### Exercise description
Repeat every line of the listing below exactly, minus the pictures.

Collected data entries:
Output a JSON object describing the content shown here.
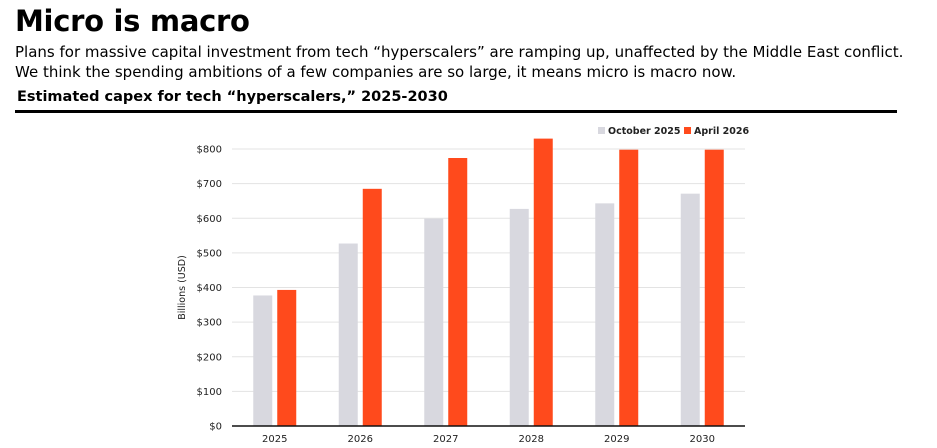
{
  "header": {
    "title": "Micro is macro",
    "subtitle": "Plans for massive capital investment from tech “hyperscalers” are ramping up, unaffected by the Middle East conflict. We think the spending ambitions of a few companies are so large, it means micro is macro now.",
    "chart_heading": "Estimated capex for tech “hyperscalers,” 2025-2030"
  },
  "chart_data": {
    "type": "bar",
    "categories": [
      "2025",
      "2026",
      "2027",
      "2028",
      "2029",
      "2030"
    ],
    "series": [
      {
        "name": "October 2025",
        "color": "#d8d8df",
        "values": [
          377,
          527,
          599,
          627,
          643,
          671
        ]
      },
      {
        "name": "April 2026",
        "color": "#ff4a1c",
        "values": [
          393,
          685,
          774,
          830,
          798,
          798
        ]
      }
    ],
    "ylabel": "Billions (USD)",
    "ylim": [
      0,
      800
    ],
    "yticks": [
      0,
      100,
      200,
      300,
      400,
      500,
      600,
      700,
      800
    ],
    "ytick_labels": [
      "$0",
      "$100",
      "$200",
      "$300",
      "$400",
      "$500",
      "$600",
      "$700",
      "$800"
    ],
    "grid": true,
    "legend_position": "top-right"
  }
}
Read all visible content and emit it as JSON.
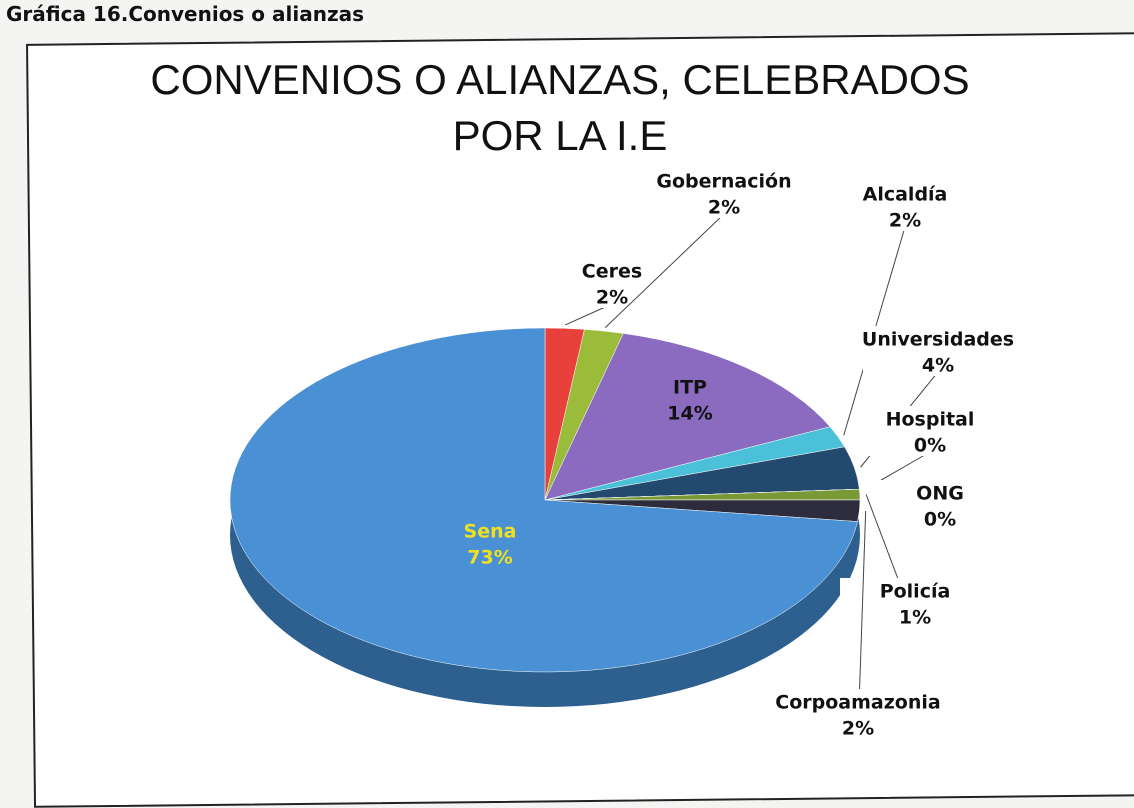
{
  "caption": "Gráfica 16.Convenios o alianzas",
  "chart_data": {
    "type": "pie",
    "title": "CONVENIOS O ALIANZAS, CELEBRADOS POR LA I.E",
    "categories": [
      "Ceres",
      "Gobernación",
      "ITP",
      "Alcaldía",
      "Universidades",
      "Hospital",
      "ONG",
      "Policía",
      "Corpoamazonia",
      "Sena"
    ],
    "values": [
      2,
      2,
      14,
      2,
      4,
      0,
      0,
      1,
      2,
      73
    ],
    "value_labels": [
      "2%",
      "2%",
      "14%",
      "2%",
      "4%",
      "0%",
      "0%",
      "1%",
      "2%",
      "73%"
    ],
    "colors": [
      "#e8413c",
      "#9bbb3b",
      "#8a6bbf",
      "#4bc0d9",
      "#24496e",
      "#4a7fb0",
      "#8aa05a",
      "#7a9a3a",
      "#2c2c3c",
      "#4a90d4"
    ]
  }
}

### Exercise response
Output a JSON object describing the content shown here.
{
  "header": {
    "title": "Micro is macro",
    "subtitle": "Plans for massive capital investment from tech “hyperscalers” are ramping up, unaffected by the Middle East conflict. We think the spending ambitions of a few companies are so large, it means micro is macro now.",
    "chart_heading": "Estimated capex for tech “hyperscalers,” 2025-2030"
  },
  "chart_data": {
    "type": "bar",
    "categories": [
      "2025",
      "2026",
      "2027",
      "2028",
      "2029",
      "2030"
    ],
    "series": [
      {
        "name": "October 2025",
        "color": "#d8d8df",
        "values": [
          377,
          527,
          599,
          627,
          643,
          671
        ]
      },
      {
        "name": "April 2026",
        "color": "#ff4a1c",
        "values": [
          393,
          685,
          774,
          830,
          798,
          798
        ]
      }
    ],
    "ylabel": "Billions (USD)",
    "ylim": [
      0,
      800
    ],
    "yticks": [
      0,
      100,
      200,
      300,
      400,
      500,
      600,
      700,
      800
    ],
    "ytick_labels": [
      "$0",
      "$100",
      "$200",
      "$300",
      "$400",
      "$500",
      "$600",
      "$700",
      "$800"
    ],
    "grid": true,
    "legend_position": "top-right"
  }
}
Read all visible content and emit it as JSON.
{
  "caption": "Gráfica 16.Convenios o alianzas",
  "chart_data": {
    "type": "pie",
    "title": "CONVENIOS O ALIANZAS, CELEBRADOS POR LA I.E",
    "categories": [
      "Ceres",
      "Gobernación",
      "ITP",
      "Alcaldía",
      "Universidades",
      "Hospital",
      "ONG",
      "Policía",
      "Corpoamazonia",
      "Sena"
    ],
    "values": [
      2,
      2,
      14,
      2,
      4,
      0,
      0,
      1,
      2,
      73
    ],
    "value_labels": [
      "2%",
      "2%",
      "14%",
      "2%",
      "4%",
      "0%",
      "0%",
      "1%",
      "2%",
      "73%"
    ],
    "colors": [
      "#e8413c",
      "#9bbb3b",
      "#8a6bbf",
      "#4bc0d9",
      "#24496e",
      "#4a7fb0",
      "#8aa05a",
      "#7a9a3a",
      "#2c2c3c",
      "#4a90d4"
    ]
  }
}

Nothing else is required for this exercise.